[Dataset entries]
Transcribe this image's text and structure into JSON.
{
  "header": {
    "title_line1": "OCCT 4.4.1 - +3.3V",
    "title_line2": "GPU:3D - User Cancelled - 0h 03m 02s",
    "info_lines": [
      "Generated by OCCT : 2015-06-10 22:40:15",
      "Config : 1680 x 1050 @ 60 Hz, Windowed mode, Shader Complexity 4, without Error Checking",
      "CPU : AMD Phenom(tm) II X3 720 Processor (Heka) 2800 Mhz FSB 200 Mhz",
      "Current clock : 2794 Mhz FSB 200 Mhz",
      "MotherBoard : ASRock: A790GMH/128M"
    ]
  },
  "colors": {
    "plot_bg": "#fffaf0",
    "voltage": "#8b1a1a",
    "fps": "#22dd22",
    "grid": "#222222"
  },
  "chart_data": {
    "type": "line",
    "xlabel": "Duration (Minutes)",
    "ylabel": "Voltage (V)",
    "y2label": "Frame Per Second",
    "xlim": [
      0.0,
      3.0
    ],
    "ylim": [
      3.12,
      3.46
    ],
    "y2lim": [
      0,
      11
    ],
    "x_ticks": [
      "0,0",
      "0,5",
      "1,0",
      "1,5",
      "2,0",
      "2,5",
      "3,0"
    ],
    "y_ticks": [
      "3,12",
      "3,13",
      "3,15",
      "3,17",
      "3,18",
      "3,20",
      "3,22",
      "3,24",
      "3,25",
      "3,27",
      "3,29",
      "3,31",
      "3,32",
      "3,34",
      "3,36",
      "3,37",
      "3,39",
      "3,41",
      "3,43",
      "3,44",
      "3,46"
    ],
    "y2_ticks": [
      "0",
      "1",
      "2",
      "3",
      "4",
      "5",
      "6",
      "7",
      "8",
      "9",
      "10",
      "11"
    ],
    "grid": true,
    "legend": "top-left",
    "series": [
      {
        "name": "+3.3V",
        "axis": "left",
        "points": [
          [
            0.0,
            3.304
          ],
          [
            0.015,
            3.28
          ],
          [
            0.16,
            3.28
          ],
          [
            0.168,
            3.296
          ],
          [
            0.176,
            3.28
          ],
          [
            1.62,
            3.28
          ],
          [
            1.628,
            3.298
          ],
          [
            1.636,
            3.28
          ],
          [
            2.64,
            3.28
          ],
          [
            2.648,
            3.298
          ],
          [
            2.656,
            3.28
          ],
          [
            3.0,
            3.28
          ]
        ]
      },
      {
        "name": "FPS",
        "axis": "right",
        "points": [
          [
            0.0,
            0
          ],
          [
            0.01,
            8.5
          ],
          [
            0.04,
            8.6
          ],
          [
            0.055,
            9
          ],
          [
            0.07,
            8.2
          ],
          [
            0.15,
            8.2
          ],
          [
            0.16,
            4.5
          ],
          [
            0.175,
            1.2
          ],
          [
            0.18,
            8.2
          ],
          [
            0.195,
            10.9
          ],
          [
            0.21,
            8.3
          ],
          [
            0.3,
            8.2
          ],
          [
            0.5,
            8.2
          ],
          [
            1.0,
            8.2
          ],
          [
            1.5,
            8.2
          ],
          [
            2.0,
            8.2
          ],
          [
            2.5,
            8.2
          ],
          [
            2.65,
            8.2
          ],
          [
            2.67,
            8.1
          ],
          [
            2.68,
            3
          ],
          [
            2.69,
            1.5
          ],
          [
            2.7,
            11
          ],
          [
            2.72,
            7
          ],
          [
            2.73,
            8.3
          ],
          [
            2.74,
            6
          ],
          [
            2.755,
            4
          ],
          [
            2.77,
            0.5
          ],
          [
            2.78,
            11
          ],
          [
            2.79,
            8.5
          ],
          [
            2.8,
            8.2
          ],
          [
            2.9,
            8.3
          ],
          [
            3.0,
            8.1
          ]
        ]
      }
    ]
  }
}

■ Work to be completed
Every entry must be quoted exactly as it appears above.

■ Finished task
Transcribe this image's text and structure into JSON.
{
  "header": {
    "title_line1": "OCCT 4.4.1 - +3.3V",
    "title_line2": "GPU:3D - User Cancelled - 0h 03m 02s",
    "info_lines": [
      "Generated by OCCT : 2015-06-10 22:40:15",
      "Config : 1680 x 1050 @ 60 Hz, Windowed mode, Shader Complexity 4, without Error Checking",
      "CPU : AMD Phenom(tm) II X3 720 Processor (Heka) 2800 Mhz FSB 200 Mhz",
      "Current clock : 2794 Mhz FSB 200 Mhz",
      "MotherBoard : ASRock: A790GMH/128M"
    ]
  },
  "colors": {
    "plot_bg": "#fffaf0",
    "voltage": "#8b1a1a",
    "fps": "#22dd22",
    "grid": "#222222"
  },
  "chart_data": {
    "type": "line",
    "xlabel": "Duration (Minutes)",
    "ylabel": "Voltage (V)",
    "y2label": "Frame Per Second",
    "xlim": [
      0.0,
      3.0
    ],
    "ylim": [
      3.12,
      3.46
    ],
    "y2lim": [
      0,
      11
    ],
    "x_ticks": [
      "0,0",
      "0,5",
      "1,0",
      "1,5",
      "2,0",
      "2,5",
      "3,0"
    ],
    "y_ticks": [
      "3,12",
      "3,13",
      "3,15",
      "3,17",
      "3,18",
      "3,20",
      "3,22",
      "3,24",
      "3,25",
      "3,27",
      "3,29",
      "3,31",
      "3,32",
      "3,34",
      "3,36",
      "3,37",
      "3,39",
      "3,41",
      "3,43",
      "3,44",
      "3,46"
    ],
    "y2_ticks": [
      "0",
      "1",
      "2",
      "3",
      "4",
      "5",
      "6",
      "7",
      "8",
      "9",
      "10",
      "11"
    ],
    "grid": true,
    "legend": "top-left",
    "series": [
      {
        "name": "+3.3V",
        "axis": "left",
        "points": [
          [
            0.0,
            3.304
          ],
          [
            0.015,
            3.28
          ],
          [
            0.16,
            3.28
          ],
          [
            0.168,
            3.296
          ],
          [
            0.176,
            3.28
          ],
          [
            1.62,
            3.28
          ],
          [
            1.628,
            3.298
          ],
          [
            1.636,
            3.28
          ],
          [
            2.64,
            3.28
          ],
          [
            2.648,
            3.298
          ],
          [
            2.656,
            3.28
          ],
          [
            3.0,
            3.28
          ]
        ]
      },
      {
        "name": "FPS",
        "axis": "right",
        "points": [
          [
            0.0,
            0
          ],
          [
            0.01,
            8.5
          ],
          [
            0.04,
            8.6
          ],
          [
            0.055,
            9
          ],
          [
            0.07,
            8.2
          ],
          [
            0.15,
            8.2
          ],
          [
            0.16,
            4.5
          ],
          [
            0.175,
            1.2
          ],
          [
            0.18,
            8.2
          ],
          [
            0.195,
            10.9
          ],
          [
            0.21,
            8.3
          ],
          [
            0.3,
            8.2
          ],
          [
            0.5,
            8.2
          ],
          [
            1.0,
            8.2
          ],
          [
            1.5,
            8.2
          ],
          [
            2.0,
            8.2
          ],
          [
            2.5,
            8.2
          ],
          [
            2.65,
            8.2
          ],
          [
            2.67,
            8.1
          ],
          [
            2.68,
            3
          ],
          [
            2.69,
            1.5
          ],
          [
            2.7,
            11
          ],
          [
            2.72,
            7
          ],
          [
            2.73,
            8.3
          ],
          [
            2.74,
            6
          ],
          [
            2.755,
            4
          ],
          [
            2.77,
            0.5
          ],
          [
            2.78,
            11
          ],
          [
            2.79,
            8.5
          ],
          [
            2.8,
            8.2
          ],
          [
            2.9,
            8.3
          ],
          [
            3.0,
            8.1
          ]
        ]
      }
    ]
  }
}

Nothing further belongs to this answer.